> To be done
Repeat each line exactly, leaving nothing out.

* START *

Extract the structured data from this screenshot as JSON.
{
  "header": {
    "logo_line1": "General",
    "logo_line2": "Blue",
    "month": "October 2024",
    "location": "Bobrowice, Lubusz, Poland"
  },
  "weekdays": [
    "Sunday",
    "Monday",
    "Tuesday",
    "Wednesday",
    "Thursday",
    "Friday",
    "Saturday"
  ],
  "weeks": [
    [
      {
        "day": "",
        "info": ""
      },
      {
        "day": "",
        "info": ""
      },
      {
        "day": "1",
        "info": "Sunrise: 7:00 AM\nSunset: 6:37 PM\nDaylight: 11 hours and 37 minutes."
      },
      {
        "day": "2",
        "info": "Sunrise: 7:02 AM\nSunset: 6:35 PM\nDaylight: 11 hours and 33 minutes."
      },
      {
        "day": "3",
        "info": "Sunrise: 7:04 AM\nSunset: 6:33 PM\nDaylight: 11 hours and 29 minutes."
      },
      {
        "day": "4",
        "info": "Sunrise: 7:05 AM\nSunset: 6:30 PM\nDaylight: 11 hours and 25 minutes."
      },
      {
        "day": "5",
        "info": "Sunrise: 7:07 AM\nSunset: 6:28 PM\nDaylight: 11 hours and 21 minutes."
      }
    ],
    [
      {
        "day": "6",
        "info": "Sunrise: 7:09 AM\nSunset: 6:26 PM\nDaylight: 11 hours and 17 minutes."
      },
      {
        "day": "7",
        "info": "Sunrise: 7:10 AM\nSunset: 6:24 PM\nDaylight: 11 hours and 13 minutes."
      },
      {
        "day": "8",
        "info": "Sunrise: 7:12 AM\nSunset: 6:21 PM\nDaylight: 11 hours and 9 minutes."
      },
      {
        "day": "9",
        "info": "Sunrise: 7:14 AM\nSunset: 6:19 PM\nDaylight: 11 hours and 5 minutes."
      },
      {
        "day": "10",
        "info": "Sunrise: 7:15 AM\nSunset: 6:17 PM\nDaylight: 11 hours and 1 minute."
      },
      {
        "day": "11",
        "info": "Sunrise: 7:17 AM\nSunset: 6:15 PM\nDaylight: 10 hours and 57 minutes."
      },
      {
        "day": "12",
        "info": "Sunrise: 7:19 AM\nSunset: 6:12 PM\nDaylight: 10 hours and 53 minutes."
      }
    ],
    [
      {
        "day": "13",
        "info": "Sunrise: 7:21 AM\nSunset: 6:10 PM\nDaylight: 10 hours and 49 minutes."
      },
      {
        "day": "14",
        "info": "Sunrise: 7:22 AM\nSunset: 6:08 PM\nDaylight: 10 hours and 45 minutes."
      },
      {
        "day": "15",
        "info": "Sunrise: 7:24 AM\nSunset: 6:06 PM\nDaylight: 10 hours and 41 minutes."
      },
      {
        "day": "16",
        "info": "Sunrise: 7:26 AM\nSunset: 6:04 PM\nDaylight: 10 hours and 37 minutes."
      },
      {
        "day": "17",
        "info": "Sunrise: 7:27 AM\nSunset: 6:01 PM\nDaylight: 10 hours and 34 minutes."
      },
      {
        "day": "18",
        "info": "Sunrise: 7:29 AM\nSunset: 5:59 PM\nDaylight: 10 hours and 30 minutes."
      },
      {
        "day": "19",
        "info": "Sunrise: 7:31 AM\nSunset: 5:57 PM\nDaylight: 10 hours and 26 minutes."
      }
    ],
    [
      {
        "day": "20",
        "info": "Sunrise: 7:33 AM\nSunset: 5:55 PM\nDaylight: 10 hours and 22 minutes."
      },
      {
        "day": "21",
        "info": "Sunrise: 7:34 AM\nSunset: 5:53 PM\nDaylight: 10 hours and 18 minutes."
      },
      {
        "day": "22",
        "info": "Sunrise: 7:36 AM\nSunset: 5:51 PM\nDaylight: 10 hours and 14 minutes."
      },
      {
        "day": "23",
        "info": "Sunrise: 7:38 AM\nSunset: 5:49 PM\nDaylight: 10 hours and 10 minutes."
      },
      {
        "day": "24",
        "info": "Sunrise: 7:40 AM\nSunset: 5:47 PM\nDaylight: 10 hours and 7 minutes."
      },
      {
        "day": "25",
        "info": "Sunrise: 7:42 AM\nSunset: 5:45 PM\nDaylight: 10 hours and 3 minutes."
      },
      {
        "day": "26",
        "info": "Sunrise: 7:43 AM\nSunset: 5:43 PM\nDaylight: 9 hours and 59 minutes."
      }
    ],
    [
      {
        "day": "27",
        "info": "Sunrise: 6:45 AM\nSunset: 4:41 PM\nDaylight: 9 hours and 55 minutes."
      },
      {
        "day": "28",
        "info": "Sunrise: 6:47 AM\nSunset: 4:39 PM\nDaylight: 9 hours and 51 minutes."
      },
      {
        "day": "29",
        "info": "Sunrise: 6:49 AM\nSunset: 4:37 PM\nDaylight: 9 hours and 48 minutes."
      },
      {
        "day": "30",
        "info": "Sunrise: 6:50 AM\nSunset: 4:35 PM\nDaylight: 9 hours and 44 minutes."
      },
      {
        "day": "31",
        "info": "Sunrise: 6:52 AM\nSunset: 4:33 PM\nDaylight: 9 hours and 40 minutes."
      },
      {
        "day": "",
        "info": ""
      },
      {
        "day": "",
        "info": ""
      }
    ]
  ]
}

* END *

> Output for this exercise
Extract the structured data from this screenshot as JSON.
{
  "header": {
    "logo_line1": "General",
    "logo_line2": "Blue",
    "month": "October 2024",
    "location": "Bobrowice, Lubusz, Poland"
  },
  "weekdays": [
    "Sunday",
    "Monday",
    "Tuesday",
    "Wednesday",
    "Thursday",
    "Friday",
    "Saturday"
  ],
  "weeks": [
    [
      {
        "day": "",
        "info": ""
      },
      {
        "day": "",
        "info": ""
      },
      {
        "day": "1",
        "info": "Sunrise: 7:00 AM\nSunset: 6:37 PM\nDaylight: 11 hours and 37 minutes."
      },
      {
        "day": "2",
        "info": "Sunrise: 7:02 AM\nSunset: 6:35 PM\nDaylight: 11 hours and 33 minutes."
      },
      {
        "day": "3",
        "info": "Sunrise: 7:04 AM\nSunset: 6:33 PM\nDaylight: 11 hours and 29 minutes."
      },
      {
        "day": "4",
        "info": "Sunrise: 7:05 AM\nSunset: 6:30 PM\nDaylight: 11 hours and 25 minutes."
      },
      {
        "day": "5",
        "info": "Sunrise: 7:07 AM\nSunset: 6:28 PM\nDaylight: 11 hours and 21 minutes."
      }
    ],
    [
      {
        "day": "6",
        "info": "Sunrise: 7:09 AM\nSunset: 6:26 PM\nDaylight: 11 hours and 17 minutes."
      },
      {
        "day": "7",
        "info": "Sunrise: 7:10 AM\nSunset: 6:24 PM\nDaylight: 11 hours and 13 minutes."
      },
      {
        "day": "8",
        "info": "Sunrise: 7:12 AM\nSunset: 6:21 PM\nDaylight: 11 hours and 9 minutes."
      },
      {
        "day": "9",
        "info": "Sunrise: 7:14 AM\nSunset: 6:19 PM\nDaylight: 11 hours and 5 minutes."
      },
      {
        "day": "10",
        "info": "Sunrise: 7:15 AM\nSunset: 6:17 PM\nDaylight: 11 hours and 1 minute."
      },
      {
        "day": "11",
        "info": "Sunrise: 7:17 AM\nSunset: 6:15 PM\nDaylight: 10 hours and 57 minutes."
      },
      {
        "day": "12",
        "info": "Sunrise: 7:19 AM\nSunset: 6:12 PM\nDaylight: 10 hours and 53 minutes."
      }
    ],
    [
      {
        "day": "13",
        "info": "Sunrise: 7:21 AM\nSunset: 6:10 PM\nDaylight: 10 hours and 49 minutes."
      },
      {
        "day": "14",
        "info": "Sunrise: 7:22 AM\nSunset: 6:08 PM\nDaylight: 10 hours and 45 minutes."
      },
      {
        "day": "15",
        "info": "Sunrise: 7:24 AM\nSunset: 6:06 PM\nDaylight: 10 hours and 41 minutes."
      },
      {
        "day": "16",
        "info": "Sunrise: 7:26 AM\nSunset: 6:04 PM\nDaylight: 10 hours and 37 minutes."
      },
      {
        "day": "17",
        "info": "Sunrise: 7:27 AM\nSunset: 6:01 PM\nDaylight: 10 hours and 34 minutes."
      },
      {
        "day": "18",
        "info": "Sunrise: 7:29 AM\nSunset: 5:59 PM\nDaylight: 10 hours and 30 minutes."
      },
      {
        "day": "19",
        "info": "Sunrise: 7:31 AM\nSunset: 5:57 PM\nDaylight: 10 hours and 26 minutes."
      }
    ],
    [
      {
        "day": "20",
        "info": "Sunrise: 7:33 AM\nSunset: 5:55 PM\nDaylight: 10 hours and 22 minutes."
      },
      {
        "day": "21",
        "info": "Sunrise: 7:34 AM\nSunset: 5:53 PM\nDaylight: 10 hours and 18 minutes."
      },
      {
        "day": "22",
        "info": "Sunrise: 7:36 AM\nSunset: 5:51 PM\nDaylight: 10 hours and 14 minutes."
      },
      {
        "day": "23",
        "info": "Sunrise: 7:38 AM\nSunset: 5:49 PM\nDaylight: 10 hours and 10 minutes."
      },
      {
        "day": "24",
        "info": "Sunrise: 7:40 AM\nSunset: 5:47 PM\nDaylight: 10 hours and 7 minutes."
      },
      {
        "day": "25",
        "info": "Sunrise: 7:42 AM\nSunset: 5:45 PM\nDaylight: 10 hours and 3 minutes."
      },
      {
        "day": "26",
        "info": "Sunrise: 7:43 AM\nSunset: 5:43 PM\nDaylight: 9 hours and 59 minutes."
      }
    ],
    [
      {
        "day": "27",
        "info": "Sunrise: 6:45 AM\nSunset: 4:41 PM\nDaylight: 9 hours and 55 minutes."
      },
      {
        "day": "28",
        "info": "Sunrise: 6:47 AM\nSunset: 4:39 PM\nDaylight: 9 hours and 51 minutes."
      },
      {
        "day": "29",
        "info": "Sunrise: 6:49 AM\nSunset: 4:37 PM\nDaylight: 9 hours and 48 minutes."
      },
      {
        "day": "30",
        "info": "Sunrise: 6:50 AM\nSunset: 4:35 PM\nDaylight: 9 hours and 44 minutes."
      },
      {
        "day": "31",
        "info": "Sunrise: 6:52 AM\nSunset: 4:33 PM\nDaylight: 9 hours and 40 minutes."
      },
      {
        "day": "",
        "info": ""
      },
      {
        "day": "",
        "info": ""
      }
    ]
  ]
}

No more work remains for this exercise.